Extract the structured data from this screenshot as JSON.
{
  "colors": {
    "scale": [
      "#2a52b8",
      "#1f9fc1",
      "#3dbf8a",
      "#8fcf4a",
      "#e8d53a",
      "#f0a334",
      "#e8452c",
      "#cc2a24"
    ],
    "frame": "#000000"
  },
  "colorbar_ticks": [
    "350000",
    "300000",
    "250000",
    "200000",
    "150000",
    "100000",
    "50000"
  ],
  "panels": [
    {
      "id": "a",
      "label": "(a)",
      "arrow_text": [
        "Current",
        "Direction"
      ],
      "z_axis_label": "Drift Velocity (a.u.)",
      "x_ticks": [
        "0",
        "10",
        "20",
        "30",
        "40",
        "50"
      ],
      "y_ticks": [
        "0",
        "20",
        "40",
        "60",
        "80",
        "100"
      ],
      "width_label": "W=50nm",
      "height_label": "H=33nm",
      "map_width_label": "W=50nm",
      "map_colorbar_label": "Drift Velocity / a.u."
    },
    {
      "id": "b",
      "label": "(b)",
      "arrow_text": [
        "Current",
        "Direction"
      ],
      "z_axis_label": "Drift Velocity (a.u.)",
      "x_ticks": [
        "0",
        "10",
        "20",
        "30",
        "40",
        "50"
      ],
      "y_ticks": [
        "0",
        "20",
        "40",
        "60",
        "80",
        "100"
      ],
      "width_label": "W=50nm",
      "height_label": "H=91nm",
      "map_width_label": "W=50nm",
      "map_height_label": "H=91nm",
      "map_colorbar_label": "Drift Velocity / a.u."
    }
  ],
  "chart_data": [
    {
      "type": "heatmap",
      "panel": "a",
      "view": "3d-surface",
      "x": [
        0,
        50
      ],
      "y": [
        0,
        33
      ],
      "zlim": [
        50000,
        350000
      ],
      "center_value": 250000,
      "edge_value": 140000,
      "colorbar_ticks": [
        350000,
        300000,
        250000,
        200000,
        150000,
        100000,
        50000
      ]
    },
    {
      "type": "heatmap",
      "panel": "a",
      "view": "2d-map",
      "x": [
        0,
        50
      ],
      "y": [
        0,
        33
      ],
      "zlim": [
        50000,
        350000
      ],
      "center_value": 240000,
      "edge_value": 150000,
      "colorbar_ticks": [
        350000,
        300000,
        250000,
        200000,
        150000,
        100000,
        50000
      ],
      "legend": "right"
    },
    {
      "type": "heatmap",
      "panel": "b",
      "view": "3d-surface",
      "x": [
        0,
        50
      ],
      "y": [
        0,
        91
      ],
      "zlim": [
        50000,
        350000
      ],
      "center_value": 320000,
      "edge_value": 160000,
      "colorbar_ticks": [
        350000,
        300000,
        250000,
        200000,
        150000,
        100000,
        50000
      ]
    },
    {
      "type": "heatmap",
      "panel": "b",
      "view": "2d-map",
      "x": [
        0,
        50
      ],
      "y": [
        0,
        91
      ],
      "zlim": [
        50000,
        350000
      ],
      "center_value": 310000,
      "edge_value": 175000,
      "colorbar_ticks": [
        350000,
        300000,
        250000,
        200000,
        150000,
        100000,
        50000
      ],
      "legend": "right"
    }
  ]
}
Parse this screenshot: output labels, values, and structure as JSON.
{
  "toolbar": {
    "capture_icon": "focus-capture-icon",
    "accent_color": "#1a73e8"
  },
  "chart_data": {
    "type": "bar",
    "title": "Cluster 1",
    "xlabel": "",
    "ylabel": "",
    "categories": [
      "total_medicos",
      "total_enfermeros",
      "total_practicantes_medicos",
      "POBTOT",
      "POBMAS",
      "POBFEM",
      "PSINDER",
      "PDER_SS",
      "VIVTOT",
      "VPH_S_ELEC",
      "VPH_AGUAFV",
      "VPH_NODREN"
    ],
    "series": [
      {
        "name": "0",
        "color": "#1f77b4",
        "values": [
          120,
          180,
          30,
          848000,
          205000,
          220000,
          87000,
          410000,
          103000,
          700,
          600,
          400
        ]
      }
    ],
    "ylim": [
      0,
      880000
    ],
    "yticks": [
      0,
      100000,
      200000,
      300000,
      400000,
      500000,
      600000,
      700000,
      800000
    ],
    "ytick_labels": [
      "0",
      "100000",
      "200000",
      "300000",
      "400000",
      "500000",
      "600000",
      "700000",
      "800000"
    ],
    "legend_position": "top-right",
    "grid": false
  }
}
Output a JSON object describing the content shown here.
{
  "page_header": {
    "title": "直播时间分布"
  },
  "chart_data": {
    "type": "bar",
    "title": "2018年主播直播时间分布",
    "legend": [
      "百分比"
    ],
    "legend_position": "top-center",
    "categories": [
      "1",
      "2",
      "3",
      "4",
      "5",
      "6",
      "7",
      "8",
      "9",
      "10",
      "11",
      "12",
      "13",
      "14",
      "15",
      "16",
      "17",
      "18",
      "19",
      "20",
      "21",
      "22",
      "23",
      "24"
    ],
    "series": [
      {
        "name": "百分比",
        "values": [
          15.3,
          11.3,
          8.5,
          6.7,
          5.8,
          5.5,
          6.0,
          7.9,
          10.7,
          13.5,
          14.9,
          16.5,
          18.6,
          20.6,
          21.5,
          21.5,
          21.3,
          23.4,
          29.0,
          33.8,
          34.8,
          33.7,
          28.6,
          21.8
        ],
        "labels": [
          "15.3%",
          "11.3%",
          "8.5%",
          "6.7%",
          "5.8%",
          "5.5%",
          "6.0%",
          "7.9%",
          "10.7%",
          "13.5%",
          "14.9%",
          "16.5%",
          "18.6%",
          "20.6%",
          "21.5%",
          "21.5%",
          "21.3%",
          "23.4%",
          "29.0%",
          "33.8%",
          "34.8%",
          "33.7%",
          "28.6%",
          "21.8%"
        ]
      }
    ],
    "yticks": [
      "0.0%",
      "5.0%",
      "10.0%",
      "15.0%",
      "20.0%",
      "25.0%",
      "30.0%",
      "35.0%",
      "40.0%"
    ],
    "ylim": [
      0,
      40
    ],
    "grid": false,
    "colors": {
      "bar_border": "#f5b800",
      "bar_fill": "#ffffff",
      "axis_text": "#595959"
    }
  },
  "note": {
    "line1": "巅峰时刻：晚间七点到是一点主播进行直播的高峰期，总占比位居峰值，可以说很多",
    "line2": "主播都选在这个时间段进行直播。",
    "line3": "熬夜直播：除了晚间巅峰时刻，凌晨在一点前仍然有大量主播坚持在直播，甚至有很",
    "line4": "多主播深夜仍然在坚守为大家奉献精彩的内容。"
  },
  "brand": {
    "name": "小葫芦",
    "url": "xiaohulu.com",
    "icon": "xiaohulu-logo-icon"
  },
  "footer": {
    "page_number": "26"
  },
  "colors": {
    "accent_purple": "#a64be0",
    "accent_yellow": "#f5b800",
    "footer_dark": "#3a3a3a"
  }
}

.....

Given task ::
The records above need to be transcribed in full. Keep every character unchanged.

Result of the task ::
Extract the structured data from this screenshot as JSON.
{
  "colors": {
    "scale": [
      "#2a52b8",
      "#1f9fc1",
      "#3dbf8a",
      "#8fcf4a",
      "#e8d53a",
      "#f0a334",
      "#e8452c",
      "#cc2a24"
    ],
    "frame": "#000000"
  },
  "colorbar_ticks": [
    "350000",
    "300000",
    "250000",
    "200000",
    "150000",
    "100000",
    "50000"
  ],
  "panels": [
    {
      "id": "a",
      "label": "(a)",
      "arrow_text": [
        "Current",
        "Direction"
      ],
      "z_axis_label": "Drift Velocity (a.u.)",
      "x_ticks": [
        "0",
        "10",
        "20",
        "30",
        "40",
        "50"
      ],
      "y_ticks": [
        "0",
        "20",
        "40",
        "60",
        "80",
        "100"
      ],
      "width_label": "W=50nm",
      "height_label": "H=33nm",
      "map_width_label": "W=50nm",
      "map_colorbar_label": "Drift Velocity / a.u."
    },
    {
      "id": "b",
      "label": "(b)",
      "arrow_text": [
        "Current",
        "Direction"
      ],
      "z_axis_label": "Drift Velocity (a.u.)",
      "x_ticks": [
        "0",
        "10",
        "20",
        "30",
        "40",
        "50"
      ],
      "y_ticks": [
        "0",
        "20",
        "40",
        "60",
        "80",
        "100"
      ],
      "width_label": "W=50nm",
      "height_label": "H=91nm",
      "map_width_label": "W=50nm",
      "map_height_label": "H=91nm",
      "map_colorbar_label": "Drift Velocity / a.u."
    }
  ],
  "chart_data": [
    {
      "type": "heatmap",
      "panel": "a",
      "view": "3d-surface",
      "x": [
        0,
        50
      ],
      "y": [
        0,
        33
      ],
      "zlim": [
        50000,
        350000
      ],
      "center_value": 250000,
      "edge_value": 140000,
      "colorbar_ticks": [
        350000,
        300000,
        250000,
        200000,
        150000,
        100000,
        50000
      ]
    },
    {
      "type": "heatmap",
      "panel": "a",
      "view": "2d-map",
      "x": [
        0,
        50
      ],
      "y": [
        0,
        33
      ],
      "zlim": [
        50000,
        350000
      ],
      "center_value": 240000,
      "edge_value": 150000,
      "colorbar_ticks": [
        350000,
        300000,
        250000,
        200000,
        150000,
        100000,
        50000
      ],
      "legend": "right"
    },
    {
      "type": "heatmap",
      "panel": "b",
      "view": "3d-surface",
      "x": [
        0,
        50
      ],
      "y": [
        0,
        91
      ],
      "zlim": [
        50000,
        350000
      ],
      "center_value": 320000,
      "edge_value": 160000,
      "colorbar_ticks": [
        350000,
        300000,
        250000,
        200000,
        150000,
        100000,
        50000
      ]
    },
    {
      "type": "heatmap",
      "panel": "b",
      "view": "2d-map",
      "x": [
        0,
        50
      ],
      "y": [
        0,
        91
      ],
      "zlim": [
        50000,
        350000
      ],
      "center_value": 310000,
      "edge_value": 175000,
      "colorbar_ticks": [
        350000,
        300000,
        250000,
        200000,
        150000,
        100000,
        50000
      ],
      "legend": "right"
    }
  ]
}
Parse this screenshot: output labels, values, and structure as JSON.
{
  "toolbar": {
    "capture_icon": "focus-capture-icon",
    "accent_color": "#1a73e8"
  },
  "chart_data": {
    "type": "bar",
    "title": "Cluster 1",
    "xlabel": "",
    "ylabel": "",
    "categories": [
      "total_medicos",
      "total_enfermeros",
      "total_practicantes_medicos",
      "POBTOT",
      "POBMAS",
      "POBFEM",
      "PSINDER",
      "PDER_SS",
      "VIVTOT",
      "VPH_S_ELEC",
      "VPH_AGUAFV",
      "VPH_NODREN"
    ],
    "series": [
      {
        "name": "0",
        "color": "#1f77b4",
        "values": [
          120,
          180,
          30,
          848000,
          205000,
          220000,
          87000,
          410000,
          103000,
          700,
          600,
          400
        ]
      }
    ],
    "ylim": [
      0,
      880000
    ],
    "yticks": [
      0,
      100000,
      200000,
      300000,
      400000,
      500000,
      600000,
      700000,
      800000
    ],
    "ytick_labels": [
      "0",
      "100000",
      "200000",
      "300000",
      "400000",
      "500000",
      "600000",
      "700000",
      "800000"
    ],
    "legend_position": "top-right",
    "grid": false
  }
}
Output a JSON object describing the content shown here.
{
  "page_header": {
    "title": "直播时间分布"
  },
  "chart_data": {
    "type": "bar",
    "title": "2018年主播直播时间分布",
    "legend": [
      "百分比"
    ],
    "legend_position": "top-center",
    "categories": [
      "1",
      "2",
      "3",
      "4",
      "5",
      "6",
      "7",
      "8",
      "9",
      "10",
      "11",
      "12",
      "13",
      "14",
      "15",
      "16",
      "17",
      "18",
      "19",
      "20",
      "21",
      "22",
      "23",
      "24"
    ],
    "series": [
      {
        "name": "百分比",
        "values": [
          15.3,
          11.3,
          8.5,
          6.7,
          5.8,
          5.5,
          6.0,
          7.9,
          10.7,
          13.5,
          14.9,
          16.5,
          18.6,
          20.6,
          21.5,
          21.5,
          21.3,
          23.4,
          29.0,
          33.8,
          34.8,
          33.7,
          28.6,
          21.8
        ],
        "labels": [
          "15.3%",
          "11.3%",
          "8.5%",
          "6.7%",
          "5.8%",
          "5.5%",
          "6.0%",
          "7.9%",
          "10.7%",
          "13.5%",
          "14.9%",
          "16.5%",
          "18.6%",
          "20.6%",
          "21.5%",
          "21.5%",
          "21.3%",
          "23.4%",
          "29.0%",
          "33.8%",
          "34.8%",
          "33.7%",
          "28.6%",
          "21.8%"
        ]
      }
    ],
    "yticks": [
      "0.0%",
      "5.0%",
      "10.0%",
      "15.0%",
      "20.0%",
      "25.0%",
      "30.0%",
      "35.0%",
      "40.0%"
    ],
    "ylim": [
      0,
      40
    ],
    "grid": false,
    "colors": {
      "bar_border": "#f5b800",
      "bar_fill": "#ffffff",
      "axis_text": "#595959"
    }
  },
  "note": {
    "line1": "巅峰时刻：晚间七点到是一点主播进行直播的高峰期，总占比位居峰值，可以说很多",
    "line2": "主播都选在这个时间段进行直播。",
    "line3": "熬夜直播：除了晚间巅峰时刻，凌晨在一点前仍然有大量主播坚持在直播，甚至有很",
    "line4": "多主播深夜仍然在坚守为大家奉献精彩的内容。"
  },
  "brand": {
    "name": "小葫芦",
    "url": "xiaohulu.com",
    "icon": "xiaohulu-logo-icon"
  },
  "footer": {
    "page_number": "26"
  },
  "colors": {
    "accent_purple": "#a64be0",
    "accent_yellow": "#f5b800",
    "footer_dark": "#3a3a3a"
  }
}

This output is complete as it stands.